_Set problem_
Pick out every line that holds the string "text" and copy it.
********************
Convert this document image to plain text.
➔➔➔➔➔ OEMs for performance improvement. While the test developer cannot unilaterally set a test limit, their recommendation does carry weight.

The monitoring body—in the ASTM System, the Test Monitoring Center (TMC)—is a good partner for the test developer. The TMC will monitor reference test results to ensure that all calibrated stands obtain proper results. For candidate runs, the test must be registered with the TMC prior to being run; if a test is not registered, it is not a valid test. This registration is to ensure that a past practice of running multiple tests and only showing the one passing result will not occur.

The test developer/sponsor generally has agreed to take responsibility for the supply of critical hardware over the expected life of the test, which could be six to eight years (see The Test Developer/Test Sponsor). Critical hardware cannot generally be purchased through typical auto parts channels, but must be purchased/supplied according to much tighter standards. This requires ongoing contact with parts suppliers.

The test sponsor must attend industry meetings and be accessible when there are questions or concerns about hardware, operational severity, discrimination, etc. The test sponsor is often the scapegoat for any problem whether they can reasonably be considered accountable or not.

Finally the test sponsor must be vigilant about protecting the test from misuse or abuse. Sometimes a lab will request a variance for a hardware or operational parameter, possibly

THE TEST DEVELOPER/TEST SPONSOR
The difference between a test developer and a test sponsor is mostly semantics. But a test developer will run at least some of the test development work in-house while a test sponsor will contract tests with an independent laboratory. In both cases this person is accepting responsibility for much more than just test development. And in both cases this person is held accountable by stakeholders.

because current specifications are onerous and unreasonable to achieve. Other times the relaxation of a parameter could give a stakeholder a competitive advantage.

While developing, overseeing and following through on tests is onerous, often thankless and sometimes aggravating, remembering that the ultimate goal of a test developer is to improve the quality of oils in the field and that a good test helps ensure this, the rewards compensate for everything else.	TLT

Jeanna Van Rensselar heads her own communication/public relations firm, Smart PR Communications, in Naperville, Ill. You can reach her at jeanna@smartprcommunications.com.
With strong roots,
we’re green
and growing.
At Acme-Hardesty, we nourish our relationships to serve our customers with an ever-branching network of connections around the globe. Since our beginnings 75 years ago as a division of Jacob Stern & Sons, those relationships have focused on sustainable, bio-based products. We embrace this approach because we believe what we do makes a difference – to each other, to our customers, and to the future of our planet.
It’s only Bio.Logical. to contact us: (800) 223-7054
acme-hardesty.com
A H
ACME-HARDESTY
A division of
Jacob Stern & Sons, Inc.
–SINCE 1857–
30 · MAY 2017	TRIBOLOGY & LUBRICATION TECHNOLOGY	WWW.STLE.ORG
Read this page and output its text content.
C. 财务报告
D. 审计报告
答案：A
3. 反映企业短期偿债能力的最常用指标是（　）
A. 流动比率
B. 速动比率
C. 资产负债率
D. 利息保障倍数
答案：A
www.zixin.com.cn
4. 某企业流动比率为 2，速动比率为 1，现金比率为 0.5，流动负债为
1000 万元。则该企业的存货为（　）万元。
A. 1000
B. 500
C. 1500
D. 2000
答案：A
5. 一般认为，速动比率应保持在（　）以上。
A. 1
********************
_Result below_
Convert this document image to plain text.
Read this page and output its text content.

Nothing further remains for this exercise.